>> start DATASET EXTRACT

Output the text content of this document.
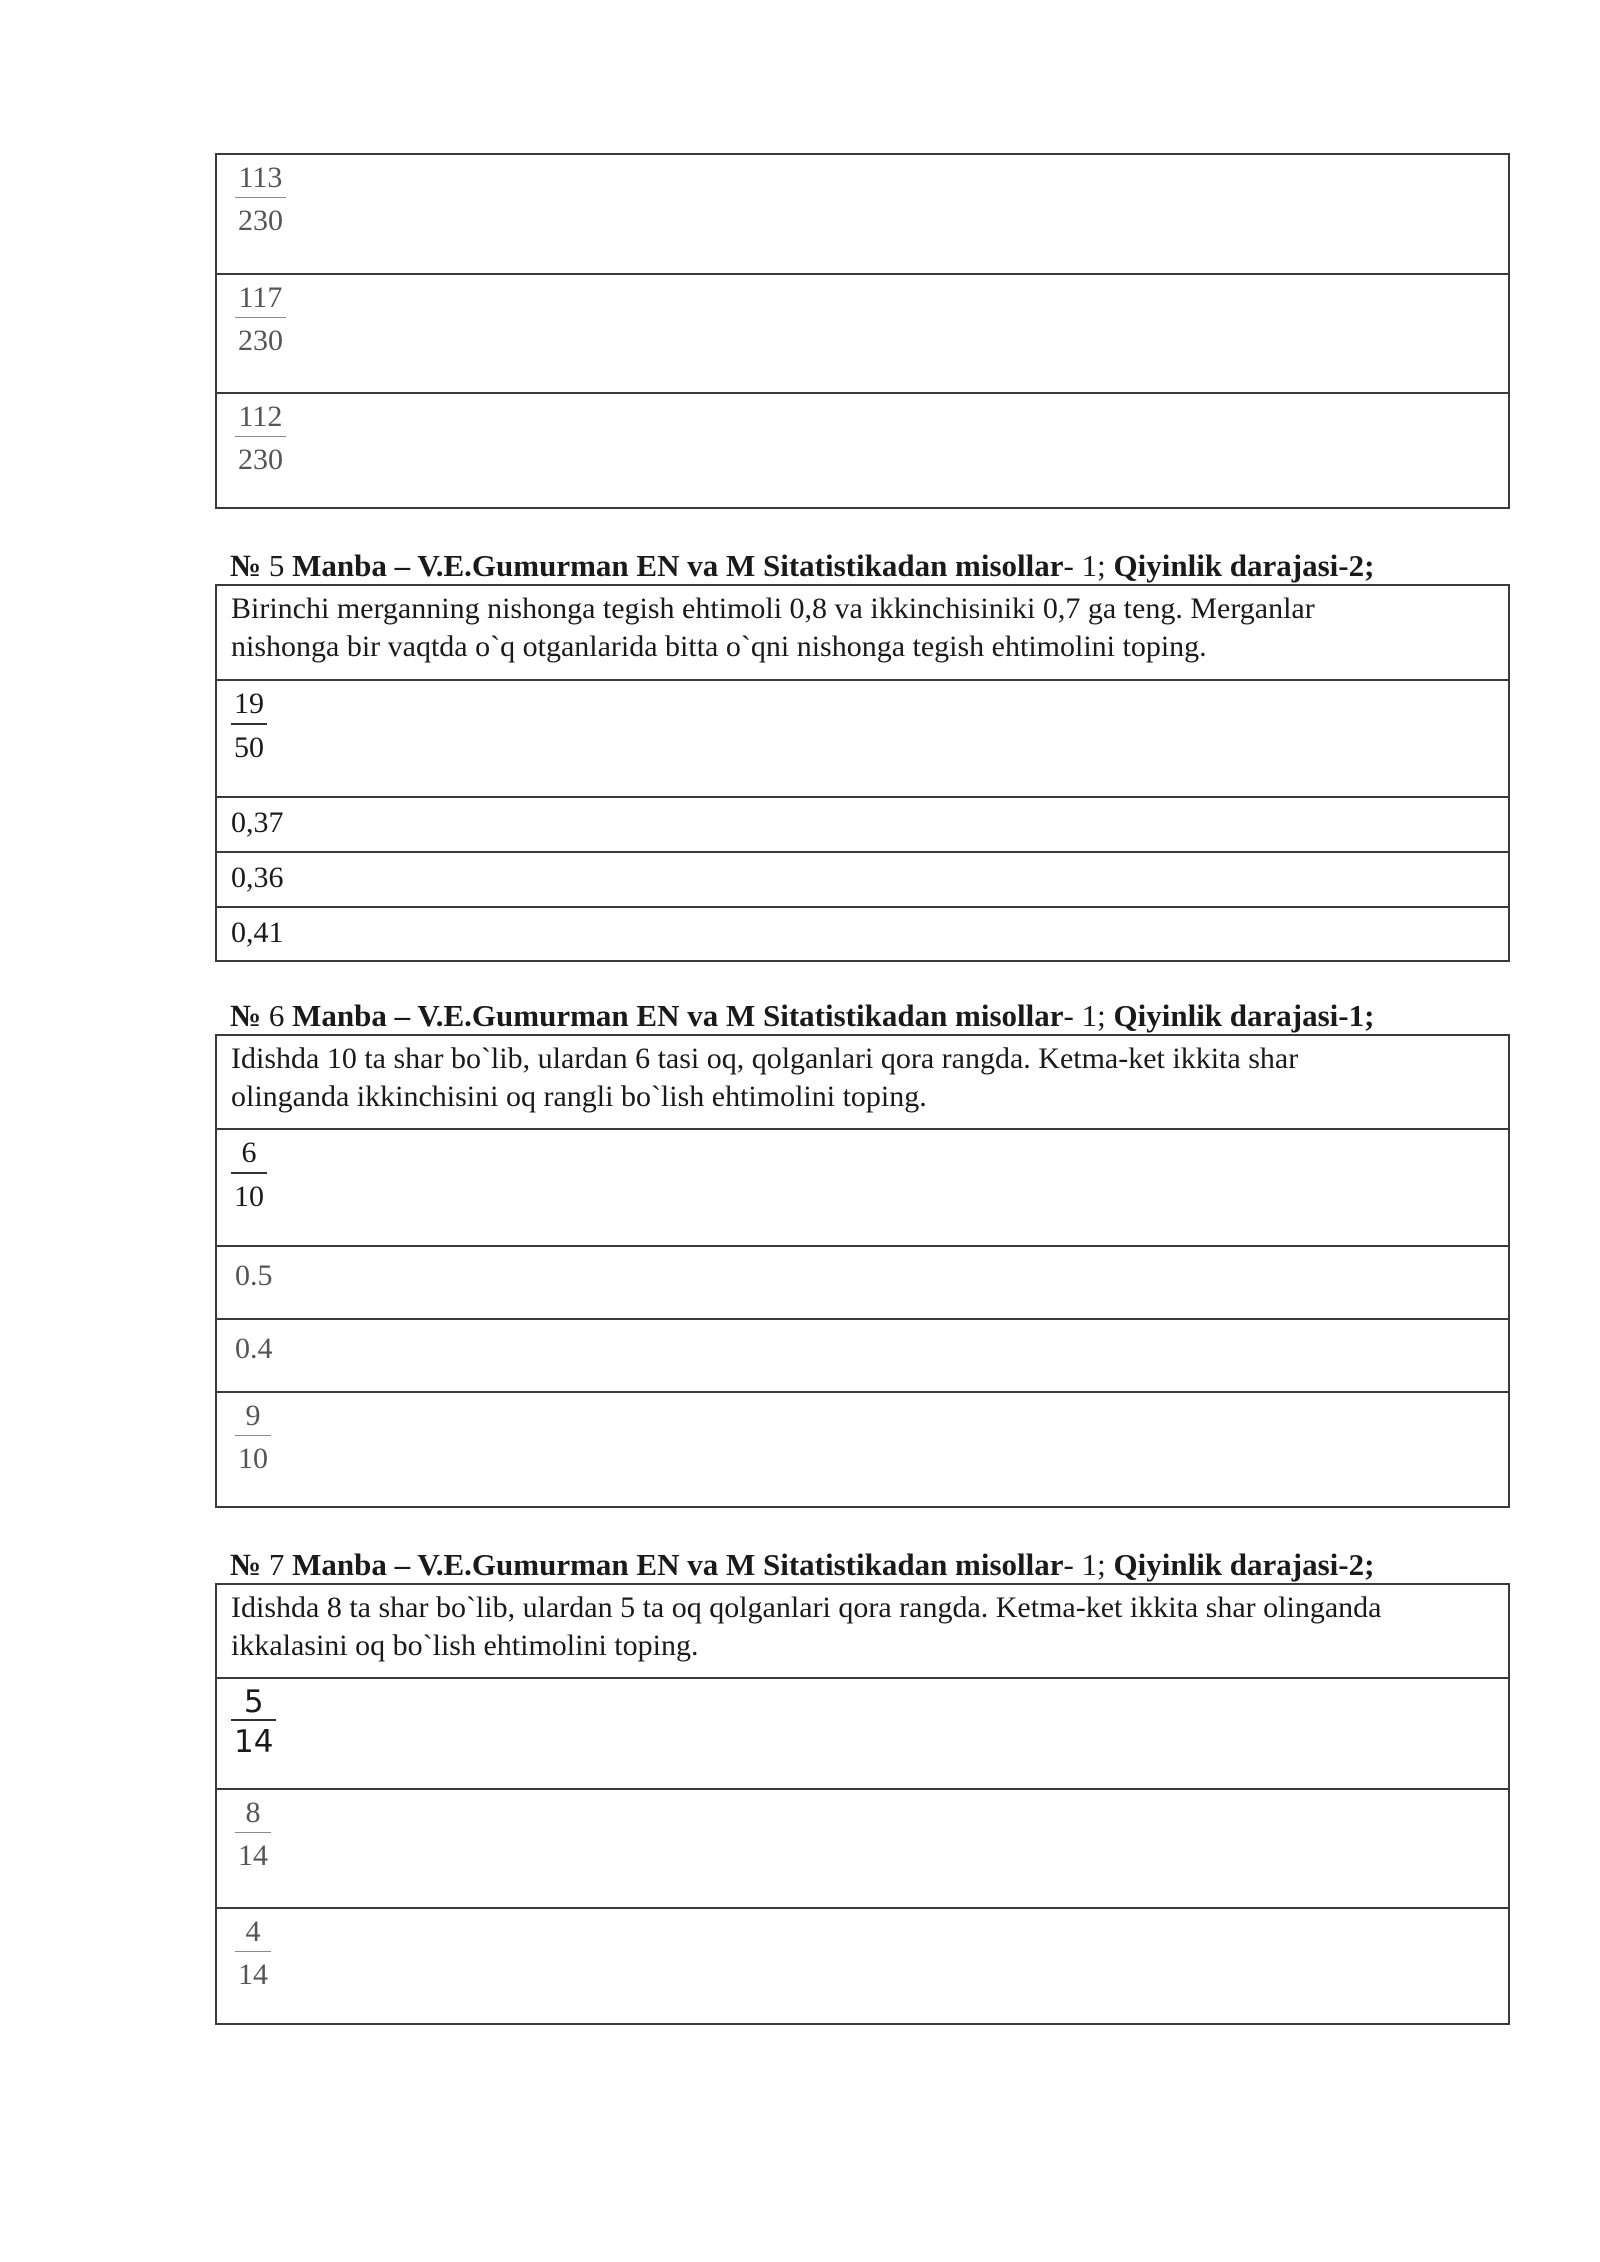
$\frac{113}{230}$
$\frac{117}{230}$
$\frac{112}{230}$
№ 5 Manba – V.E.Gumurman EN va M Sitatistikadan misollar- 1; Qiyinlik darajasi-2;
Birinchi merganning nishonga tegish ehtimoli 0,8 va ikkinchisiniki 0,7 ga teng. Merganlar
nishonga bir vaqtda o`q otganlarida bitta o`qni nishonga tegish ehtimolini toping.
$\frac{19}{50}$
0,37
0,36
0,41
№ 6 Manba – V.E.Gumurman EN va M Sitatistikadan misollar- 1; Qiyinlik darajasi-1;
Idishda 10 ta shar bo`lib, ulardan 6 tasi oq, qolganlari qora rangda. Ketma-ket ikkita shar
olinganda ikkinchisini oq rangli bo`lish ehtimolini toping.
$\frac{6}{10}$
0.5
0.4
$\frac{9}{10}$
№ 7 Manba – V.E.Gumurman EN va M Sitatistikadan misollar- 1; Qiyinlik darajasi-2;
Idishda 8 ta shar bo`lib, ulardan 5 ta oq qolganlari qora rangda. Ketma-ket ikkita shar olinganda
ikkalasini oq bo`lish ehtimolini toping.
$\frac{5}{14}$
$\frac{8}{14}$
$\frac{4}{14}$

>> end DATASET EXTRACT

WHAT YOU NEED TO DO: For each line of the entries that includes "ulardan", show that line.

FINISHED EXERCISE:
Idishda 10 ta shar bo`lib, ulardan 6 tasi oq, qolganlari qora rangda. Ketma-ket ikkita shar
Idishda 8 ta shar bo`lib, ulardan 5 ta oq qolganlari qora rangda. Ketma-ket ikkita shar olinganda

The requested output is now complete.